» **Given instruction 1**:
Copy the passage from the Pamir Highway text word for word, starting with "This is arguably" and going on through "New Silk Roads.".
» **Given instruction 2**:
Please rewrite the paragraph of the Pamir Highway text that begins "Alexander married Oxyartes’s daughter" in fewer words, keeping its main facts.
-- START Supplied text --
This is arguably the ultimate road trip on earth. Marco Polo did it. All the legendary Silk Road explorers did it. Traveling the Pamir Highway back to back, as a harsh winter approaches, able to appreciate it in full, in silence and solitude, offers not only a historical plunge into the intricacies of the ancient Silk Road but a glimpse of what the future may bring in the form of the New Silk Roads.
This is a trip steeped in magic ancient history. Tajiks trace their roots back to tribes of Sogdians, Bactrians and Parthians. Indo-Iranians lived in Bactria (“a country of a thousand towns”) and Sogdiana from the 6-7th centuries BC to the 8th century AD Tajiks make up 80% of the republic’s population, very proud of their Persian cultural heritage, and kin to Tajik-speaking peoples in northern Afghanistan and the region around Tashkurgan in Xinjiang.
Proto-Tajiks and beyond were always at the fringe of countless empires – from the Achaemenids, Kushan and Sogdians to the Greco-Bactrians, the Bukhara emirate and even the USSR. Today many Tajiks live in neighboring Uzbekistan – which is now experiencing an economic boom. Due to Stalin’s demented border designs, fabled Bukhara and Samarkand – quintessential Tajik cities – have become “Uzbek.”
Bactria’s territory included what are today northern Afghanistan, southern Tajikistan and southern Uzbekistan. The capital was fabled Balkh, as named by the Greeks, carrying the informal title of “mother of all cities.”
Sogdiana was named by the Greeks and Romans as Transoxiana: between the rivers, the Amu-Darya and the Syr-Darya. Sogdians practiced Zoroastrianism and lived by arable agriculture based on artificial irrigation.
We all remember that Alexander the Great invaded Central Asia in 329 B.C. After he conquered Kabul, he marched north and crossed the Amu-Darya. Two years later he defeated the Sogdians. Among the captured prisoners was a Bactrian nobleman, Oxyartes, and his family.
Alexander married Oxyartes’s daughter, the ravishing Roxanne, the most beautiful woman in Central Asia. Then he founded the city of Alexandria Eskhata (“The Farthest”) which is today’s Kojand, in northern Tajikistan. In Sogdiana and Bactria, he built as many as 12 Alexandrias, including Aryan Alexandria (today’s Herat, in Afghanistan) and Marghian Alexandria (today’s Mary, formerly Merv, in Turkmenistan).
-- END Supplied text --
-- START Raw data --
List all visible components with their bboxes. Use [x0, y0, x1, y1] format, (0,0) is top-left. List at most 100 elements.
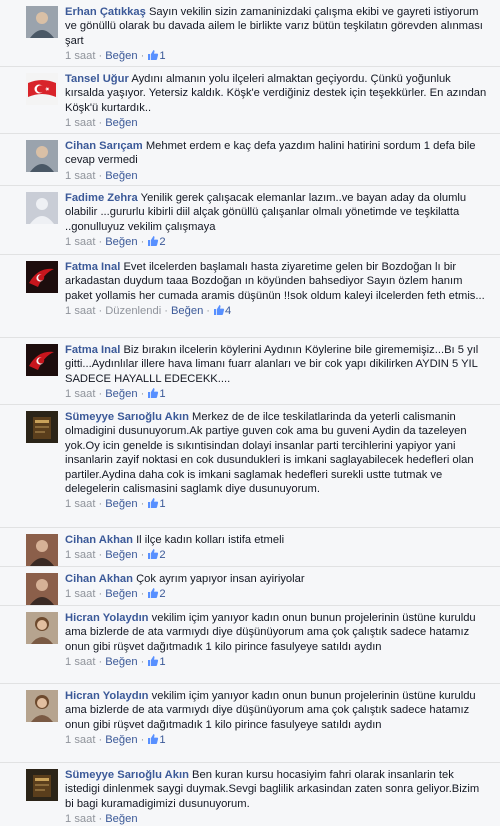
-- END Raw data --
» **Worked solution 1**:
This is arguably the ultimate road trip on earth. Marco Polo did it. All the legendary Silk Road explorers did it. Traveling the Pamir Highway back to back, as a harsh winter approaches, able to appreciate it in full, in silence and solitude, offers not only a historical plunge into the intricacies of the ancient Silk Road but a glimpse of what the future may bring in the form of the New Silk Roads.

» **Worked solution 2**:
Alexander married Roxanne, the daughter of Oxyartes and the most beautiful woman in Central Asia. He then founded Alexandria Eskhata ("The Farthest"), today's Kojand in northern Tajikistan. In Sogdiana and Bactria he built as many as 12 Alexandrias. These included Aryan Alexandria (today's Herat, in Afghanistan) and Marghian Alexandria (today's Mary, formerly Merv, in Turkmenistan).